Задание:
Куда, согласно фрагменту о поэтах-графоманах, ныне оттеснены графоманы?

Фрагмент текста:
# # # #
Но так ли уж страшны писучие чудовища, поэты-графоманы? В приличные места сейчас их не пускают, в престижных журналах почти не печатают (а в девяностые годы обильно печатали; я накопил коллекцию смешных журнально-стихотворных перлов того времени).

Ныне графоманы прочно оттеснены в маргинальные альманахи и коллективные сборники. Кое-где в провинциальных писательских организациях и районных лито они добились власти, но, в своей подавляющей массе — бедствуют и нищенствуют. Стоит ли тратить силы на этих, в сущности, безобидных энтузиастов стихотворчества-рифмоплётства?

С графоманами, однако, не следует путать две смежные разновидности поэтов.

Одна из них — невезучие поэты. Графоманы неадекватны, они не владеют собой, а невезучие поэты — нормальные люди; просто с их образами всегда случается что-то непредвиденное, как с Епиходовым или с героями Пьера Ришара. Невезучие пишут всерьёз, а получается смешно. Замечу, что чаще всего страдает невезучестью лирика поэтесс, желающих выглядеть страстными и благопристойными одновременно — ревнивые музы преобидно карают их за кокетство — нежданным визитом поручика Ржевского.
# # # #
Исходные записи:
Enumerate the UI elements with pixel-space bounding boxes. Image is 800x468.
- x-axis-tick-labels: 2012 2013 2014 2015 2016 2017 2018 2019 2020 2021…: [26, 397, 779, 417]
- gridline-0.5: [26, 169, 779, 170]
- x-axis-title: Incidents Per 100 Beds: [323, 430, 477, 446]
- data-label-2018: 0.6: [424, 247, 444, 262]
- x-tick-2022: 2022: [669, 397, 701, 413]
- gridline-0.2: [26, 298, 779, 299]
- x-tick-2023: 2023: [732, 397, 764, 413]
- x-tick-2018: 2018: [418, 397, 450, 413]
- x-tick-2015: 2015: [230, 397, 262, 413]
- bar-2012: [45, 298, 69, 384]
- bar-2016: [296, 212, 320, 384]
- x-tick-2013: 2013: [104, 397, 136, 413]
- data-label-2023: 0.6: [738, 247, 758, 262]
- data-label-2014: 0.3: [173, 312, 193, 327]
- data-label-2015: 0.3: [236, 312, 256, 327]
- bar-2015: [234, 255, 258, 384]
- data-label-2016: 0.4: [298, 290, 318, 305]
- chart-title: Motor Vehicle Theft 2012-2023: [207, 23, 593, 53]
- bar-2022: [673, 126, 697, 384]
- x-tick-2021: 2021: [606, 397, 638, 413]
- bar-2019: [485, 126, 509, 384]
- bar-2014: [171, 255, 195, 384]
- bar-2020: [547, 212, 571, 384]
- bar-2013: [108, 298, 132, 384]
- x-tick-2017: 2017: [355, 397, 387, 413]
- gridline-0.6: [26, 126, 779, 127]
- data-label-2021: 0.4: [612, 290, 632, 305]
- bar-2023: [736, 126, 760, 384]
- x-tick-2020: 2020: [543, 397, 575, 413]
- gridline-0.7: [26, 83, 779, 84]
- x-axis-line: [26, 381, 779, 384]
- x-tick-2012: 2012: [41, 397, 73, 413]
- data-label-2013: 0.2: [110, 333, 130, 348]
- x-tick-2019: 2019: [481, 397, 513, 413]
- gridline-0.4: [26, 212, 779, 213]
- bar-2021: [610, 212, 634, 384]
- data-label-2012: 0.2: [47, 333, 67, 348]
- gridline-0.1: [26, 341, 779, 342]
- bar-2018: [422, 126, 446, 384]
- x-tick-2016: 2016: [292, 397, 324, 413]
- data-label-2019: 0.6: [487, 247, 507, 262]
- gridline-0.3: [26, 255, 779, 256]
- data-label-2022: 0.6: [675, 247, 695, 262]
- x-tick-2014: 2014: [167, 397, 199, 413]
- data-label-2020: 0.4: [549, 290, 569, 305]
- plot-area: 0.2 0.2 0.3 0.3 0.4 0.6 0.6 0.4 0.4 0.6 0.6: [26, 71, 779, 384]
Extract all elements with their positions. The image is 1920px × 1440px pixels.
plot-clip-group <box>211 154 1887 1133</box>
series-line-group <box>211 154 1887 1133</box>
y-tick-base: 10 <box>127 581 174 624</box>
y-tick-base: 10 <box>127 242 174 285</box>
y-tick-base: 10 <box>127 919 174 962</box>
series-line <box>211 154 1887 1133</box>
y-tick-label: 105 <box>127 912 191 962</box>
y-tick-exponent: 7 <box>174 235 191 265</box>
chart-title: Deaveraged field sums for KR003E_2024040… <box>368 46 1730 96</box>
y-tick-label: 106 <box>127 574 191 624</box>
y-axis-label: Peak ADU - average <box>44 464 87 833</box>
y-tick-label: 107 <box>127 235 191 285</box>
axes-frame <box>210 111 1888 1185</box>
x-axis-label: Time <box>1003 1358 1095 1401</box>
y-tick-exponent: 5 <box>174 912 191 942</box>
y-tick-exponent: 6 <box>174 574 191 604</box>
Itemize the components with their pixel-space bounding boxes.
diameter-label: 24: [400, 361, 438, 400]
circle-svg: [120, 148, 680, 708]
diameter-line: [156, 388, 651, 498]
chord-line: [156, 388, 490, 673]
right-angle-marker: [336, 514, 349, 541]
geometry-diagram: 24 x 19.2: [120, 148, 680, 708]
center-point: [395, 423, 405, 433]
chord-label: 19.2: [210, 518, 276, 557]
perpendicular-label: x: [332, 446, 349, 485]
# # # #
Результат выполнения:
В маргинальные альманахи и коллективные сборники.